**Written exercise**
Exactly as written, quote every line that follows, skipping the images.

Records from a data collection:
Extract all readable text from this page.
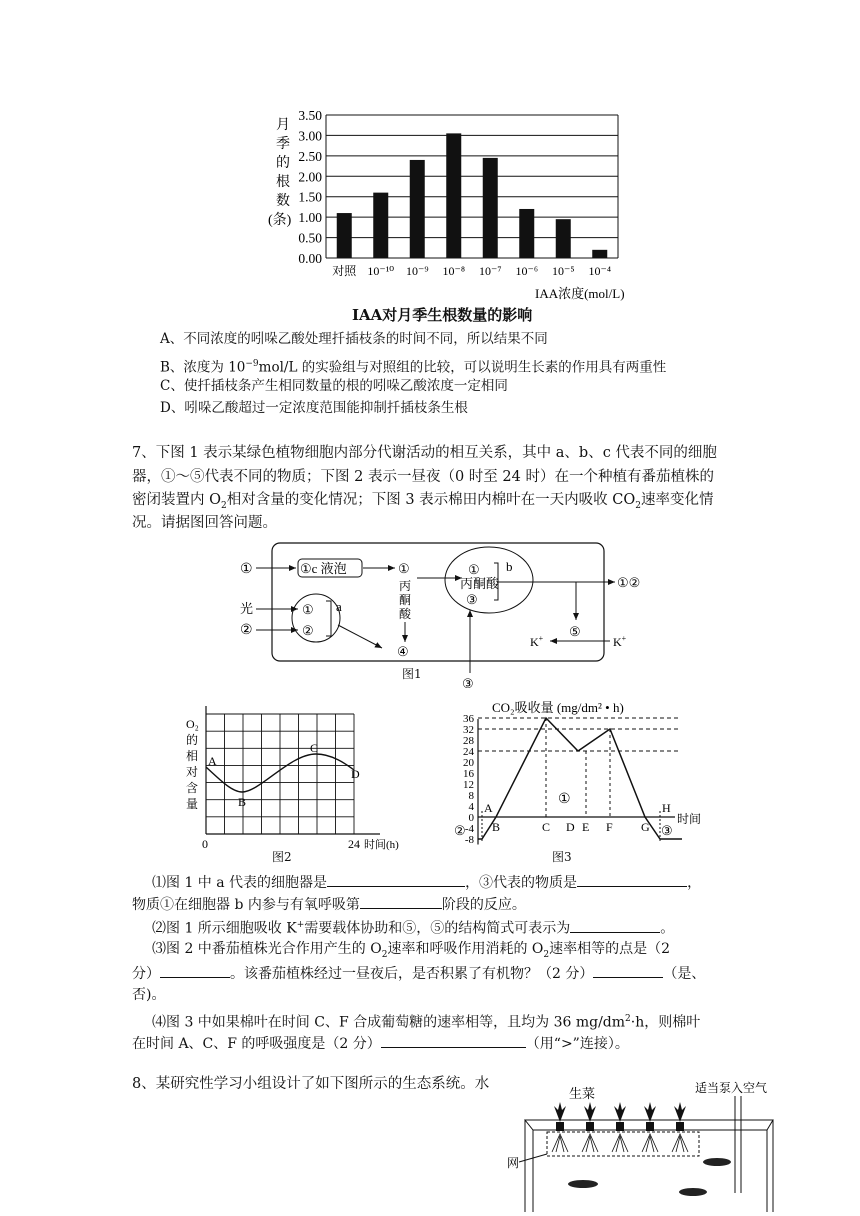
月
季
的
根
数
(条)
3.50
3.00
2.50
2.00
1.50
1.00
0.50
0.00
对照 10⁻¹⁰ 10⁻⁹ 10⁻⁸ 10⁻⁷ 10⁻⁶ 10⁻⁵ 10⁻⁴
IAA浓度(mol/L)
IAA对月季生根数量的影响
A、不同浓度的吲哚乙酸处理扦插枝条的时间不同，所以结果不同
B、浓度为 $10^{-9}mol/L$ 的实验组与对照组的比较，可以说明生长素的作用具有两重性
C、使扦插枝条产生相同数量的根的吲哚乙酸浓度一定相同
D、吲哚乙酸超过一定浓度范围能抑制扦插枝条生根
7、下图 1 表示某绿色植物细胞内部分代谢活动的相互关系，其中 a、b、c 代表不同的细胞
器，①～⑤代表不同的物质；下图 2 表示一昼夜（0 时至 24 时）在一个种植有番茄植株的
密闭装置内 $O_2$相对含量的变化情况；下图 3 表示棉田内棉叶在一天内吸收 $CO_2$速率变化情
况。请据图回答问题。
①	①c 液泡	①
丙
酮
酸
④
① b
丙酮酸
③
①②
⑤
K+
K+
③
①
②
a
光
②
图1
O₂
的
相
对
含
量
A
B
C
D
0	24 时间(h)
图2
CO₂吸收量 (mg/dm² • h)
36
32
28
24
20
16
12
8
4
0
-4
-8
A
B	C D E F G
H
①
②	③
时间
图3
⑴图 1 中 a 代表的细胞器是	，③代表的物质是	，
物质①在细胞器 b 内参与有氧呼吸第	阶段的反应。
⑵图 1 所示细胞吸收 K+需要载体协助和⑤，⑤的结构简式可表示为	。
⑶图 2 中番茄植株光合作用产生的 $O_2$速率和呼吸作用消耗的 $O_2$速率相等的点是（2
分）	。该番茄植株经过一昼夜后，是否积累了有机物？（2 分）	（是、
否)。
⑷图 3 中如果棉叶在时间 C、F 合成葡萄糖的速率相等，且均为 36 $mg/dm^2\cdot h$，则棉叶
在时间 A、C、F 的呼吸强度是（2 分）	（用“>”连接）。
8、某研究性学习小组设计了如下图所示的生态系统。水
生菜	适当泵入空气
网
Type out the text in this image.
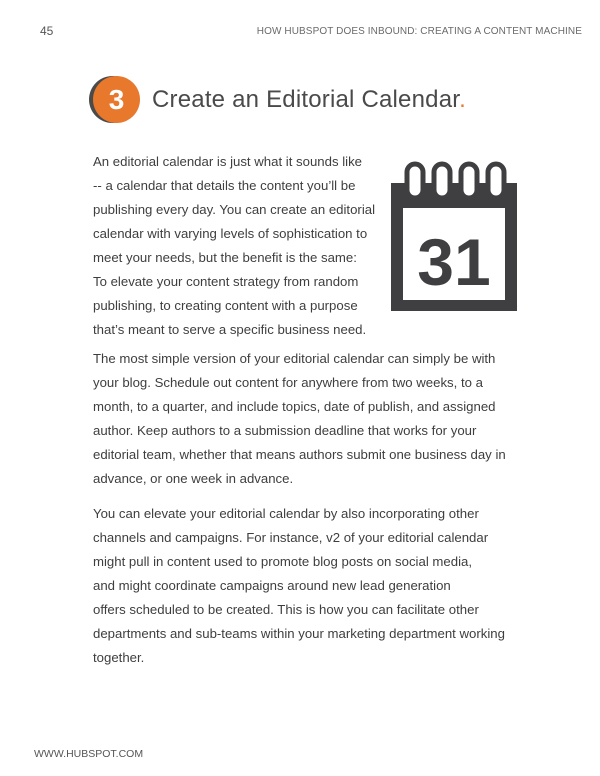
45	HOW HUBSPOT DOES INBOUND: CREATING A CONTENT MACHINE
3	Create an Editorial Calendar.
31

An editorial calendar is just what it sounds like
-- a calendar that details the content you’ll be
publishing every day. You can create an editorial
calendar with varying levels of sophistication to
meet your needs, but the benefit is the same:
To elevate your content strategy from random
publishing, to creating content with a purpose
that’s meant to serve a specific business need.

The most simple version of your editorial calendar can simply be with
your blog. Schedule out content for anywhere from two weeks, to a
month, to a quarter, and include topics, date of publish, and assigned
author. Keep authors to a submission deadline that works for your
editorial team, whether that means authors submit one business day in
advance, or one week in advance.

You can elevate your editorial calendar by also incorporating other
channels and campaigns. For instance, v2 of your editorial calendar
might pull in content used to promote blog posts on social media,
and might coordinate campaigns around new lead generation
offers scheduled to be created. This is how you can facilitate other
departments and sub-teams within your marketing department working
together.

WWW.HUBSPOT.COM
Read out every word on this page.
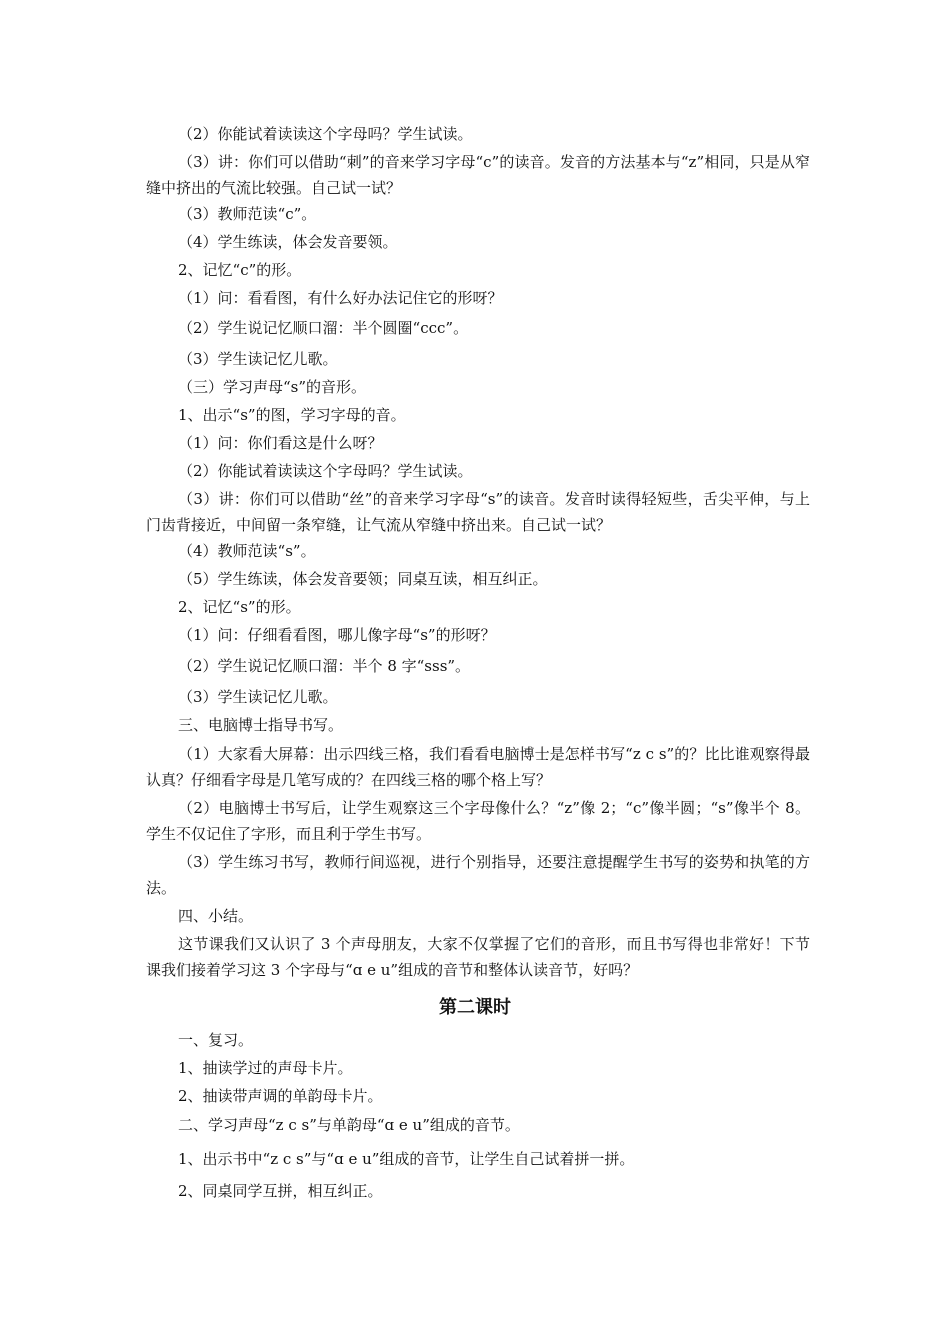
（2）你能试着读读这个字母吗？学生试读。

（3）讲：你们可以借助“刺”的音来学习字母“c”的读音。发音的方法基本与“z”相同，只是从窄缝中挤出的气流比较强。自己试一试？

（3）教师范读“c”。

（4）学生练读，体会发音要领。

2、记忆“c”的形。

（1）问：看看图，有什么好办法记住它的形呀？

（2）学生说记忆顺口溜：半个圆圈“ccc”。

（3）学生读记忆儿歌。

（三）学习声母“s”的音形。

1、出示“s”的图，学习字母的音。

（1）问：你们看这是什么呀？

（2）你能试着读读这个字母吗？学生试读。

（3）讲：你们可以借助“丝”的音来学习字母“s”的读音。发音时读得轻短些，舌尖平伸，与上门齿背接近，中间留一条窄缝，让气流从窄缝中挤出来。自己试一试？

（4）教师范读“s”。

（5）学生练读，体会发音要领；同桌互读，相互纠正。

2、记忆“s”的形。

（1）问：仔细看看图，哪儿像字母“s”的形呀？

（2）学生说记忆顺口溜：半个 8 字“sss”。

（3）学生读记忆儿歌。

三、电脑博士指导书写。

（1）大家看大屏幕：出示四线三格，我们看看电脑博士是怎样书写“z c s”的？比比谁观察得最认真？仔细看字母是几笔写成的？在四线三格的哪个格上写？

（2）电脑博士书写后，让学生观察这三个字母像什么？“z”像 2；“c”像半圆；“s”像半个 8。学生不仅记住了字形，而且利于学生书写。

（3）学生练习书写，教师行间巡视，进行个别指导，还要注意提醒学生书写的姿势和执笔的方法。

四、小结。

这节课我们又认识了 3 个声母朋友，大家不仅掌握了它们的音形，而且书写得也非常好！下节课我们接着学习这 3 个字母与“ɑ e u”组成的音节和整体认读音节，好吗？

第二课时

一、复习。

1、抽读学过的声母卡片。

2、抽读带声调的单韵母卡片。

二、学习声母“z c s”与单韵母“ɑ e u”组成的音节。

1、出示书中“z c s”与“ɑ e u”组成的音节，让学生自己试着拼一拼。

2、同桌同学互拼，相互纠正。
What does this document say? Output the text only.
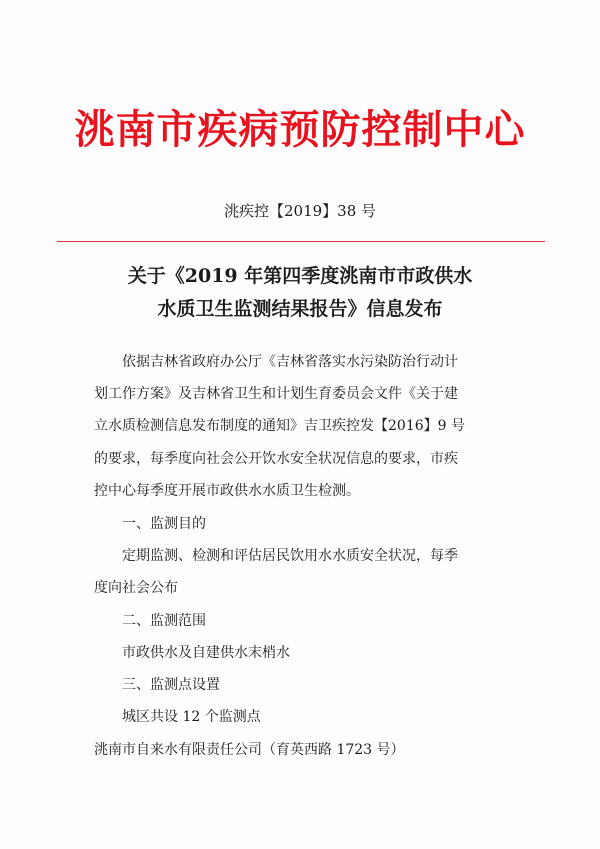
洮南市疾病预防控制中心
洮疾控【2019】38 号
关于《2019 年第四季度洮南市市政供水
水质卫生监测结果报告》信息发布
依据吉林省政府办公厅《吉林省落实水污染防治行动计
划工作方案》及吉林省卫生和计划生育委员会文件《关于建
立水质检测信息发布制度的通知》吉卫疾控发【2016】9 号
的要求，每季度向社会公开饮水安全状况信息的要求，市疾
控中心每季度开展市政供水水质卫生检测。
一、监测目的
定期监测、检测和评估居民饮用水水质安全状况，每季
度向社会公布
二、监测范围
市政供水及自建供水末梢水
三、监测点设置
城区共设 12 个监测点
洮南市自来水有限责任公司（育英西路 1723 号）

**Response to this task**
Extract all readable text from this page.
月
季
的
根
数
(条)
3.50
3.00
2.50
2.00
1.50
1.00
0.50
0.00
对照 10⁻¹⁰ 10⁻⁹ 10⁻⁸ 10⁻⁷ 10⁻⁶ 10⁻⁵ 10⁻⁴
IAA浓度(mol/L)
IAA对月季生根数量的影响
A、不同浓度的吲哚乙酸处理扦插枝条的时间不同，所以结果不同
B、浓度为 $10^{-9}mol/L$ 的实验组与对照组的比较，可以说明生长素的作用具有两重性
C、使扦插枝条产生相同数量的根的吲哚乙酸浓度一定相同
D、吲哚乙酸超过一定浓度范围能抑制扦插枝条生根
7、下图 1 表示某绿色植物细胞内部分代谢活动的相互关系，其中 a、b、c 代表不同的细胞
器，①～⑤代表不同的物质；下图 2 表示一昼夜（0 时至 24 时）在一个种植有番茄植株的
密闭装置内 $O_2$相对含量的变化情况；下图 3 表示棉田内棉叶在一天内吸收 $CO_2$速率变化情
况。请据图回答问题。
①	①c 液泡	①
丙
酮
酸
④
① b
丙酮酸
③
①②
⑤
K+
K+
③
①
②
a
光
②
图1
O₂
的
相
对
含
量
A
B
C
D
0	24 时间(h)
图2
CO₂吸收量 (mg/dm² • h)
36
32
28
24
20
16
12
8
4
0
-4
-8
A
B	C D E F G
H
①
②	③
时间
图3
⑴图 1 中 a 代表的细胞器是	，③代表的物质是	，
物质①在细胞器 b 内参与有氧呼吸第	阶段的反应。
⑵图 1 所示细胞吸收 K+需要载体协助和⑤，⑤的结构简式可表示为	。
⑶图 2 中番茄植株光合作用产生的 $O_2$速率和呼吸作用消耗的 $O_2$速率相等的点是（2
分）	。该番茄植株经过一昼夜后，是否积累了有机物？（2 分）	（是、
否)。
⑷图 3 中如果棉叶在时间 C、F 合成葡萄糖的速率相等，且均为 36 $mg/dm^2\cdot h$，则棉叶
在时间 A、C、F 的呼吸强度是（2 分）	（用“>”连接）。
8、某研究性学习小组设计了如下图所示的生态系统。水
生菜	适当泵入空气
网
Type out the text in this image.
45	HOW HUBSPOT DOES INBOUND: CREATING A CONTENT MACHINE
3	Create an Editorial Calendar.
31

An editorial calendar is just what it sounds like
-- a calendar that details the content you’ll be
publishing every day. You can create an editorial
calendar with varying levels of sophistication to
meet your needs, but the benefit is the same:
To elevate your content strategy from random
publishing, to creating content with a purpose
that’s meant to serve a specific business need.

The most simple version of your editorial calendar can simply be with
your blog. Schedule out content for anywhere from two weeks, to a
month, to a quarter, and include topics, date of publish, and assigned
author. Keep authors to a submission deadline that works for your
editorial team, whether that means authors submit one business day in
advance, or one week in advance.

You can elevate your editorial calendar by also incorporating other
channels and campaigns. For instance, v2 of your editorial calendar
might pull in content used to promote blog posts on social media,
and might coordinate campaigns around new lead generation
offers scheduled to be created. This is how you can facilitate other
departments and sub-teams within your marketing department working
together.

WWW.HUBSPOT.COM
Read out every word on this page.
（2）你能试着读读这个字母吗？学生试读。

（3）讲：你们可以借助“刺”的音来学习字母“c”的读音。发音的方法基本与“z”相同，只是从窄缝中挤出的气流比较强。自己试一试？

（3）教师范读“c”。

（4）学生练读，体会发音要领。

2、记忆“c”的形。

（1）问：看看图，有什么好办法记住它的形呀？

（2）学生说记忆顺口溜：半个圆圈“ccc”。

（3）学生读记忆儿歌。

（三）学习声母“s”的音形。

1、出示“s”的图，学习字母的音。

（1）问：你们看这是什么呀？

（2）你能试着读读这个字母吗？学生试读。

（3）讲：你们可以借助“丝”的音来学习字母“s”的读音。发音时读得轻短些，舌尖平伸，与上门齿背接近，中间留一条窄缝，让气流从窄缝中挤出来。自己试一试？

（4）教师范读“s”。

（5）学生练读，体会发音要领；同桌互读，相互纠正。

2、记忆“s”的形。

（1）问：仔细看看图，哪儿像字母“s”的形呀？

（2）学生说记忆顺口溜：半个 8 字“sss”。

（3）学生读记忆儿歌。

三、电脑博士指导书写。

（1）大家看大屏幕：出示四线三格，我们看看电脑博士是怎样书写“z c s”的？比比谁观察得最认真？仔细看字母是几笔写成的？在四线三格的哪个格上写？

（2）电脑博士书写后，让学生观察这三个字母像什么？“z”像 2；“c”像半圆；“s”像半个 8。学生不仅记住了字形，而且利于学生书写。

（3）学生练习书写，教师行间巡视，进行个别指导，还要注意提醒学生书写的姿势和执笔的方法。

四、小结。

这节课我们又认识了 3 个声母朋友，大家不仅掌握了它们的音形，而且书写得也非常好！下节课我们接着学习这 3 个字母与“ɑ e u”组成的音节和整体认读音节，好吗？

第二课时

一、复习。

1、抽读学过的声母卡片。

2、抽读带声调的单韵母卡片。

二、学习声母“z c s”与单韵母“ɑ e u”组成的音节。

1、出示书中“z c s”与“ɑ e u”组成的音节，让学生自己试着拼一拼。

2、同桌同学互拼，相互纠正。
What does this document say? Output the text only.
洮南市疾病预防控制中心
洮疾控【2019】38 号
关于《2019 年第四季度洮南市市政供水
水质卫生监测结果报告》信息发布
依据吉林省政府办公厅《吉林省落实水污染防治行动计
划工作方案》及吉林省卫生和计划生育委员会文件《关于建
立水质检测信息发布制度的通知》吉卫疾控发【2016】9 号
的要求，每季度向社会公开饮水安全状况信息的要求，市疾
控中心每季度开展市政供水水质卫生检测。
一、监测目的
定期监测、检测和评估居民饮用水水质安全状况，每季
度向社会公布
二、监测范围
市政供水及自建供水末梢水
三、监测点设置
城区共设 12 个监测点
洮南市自来水有限责任公司（育英西路 1723 号）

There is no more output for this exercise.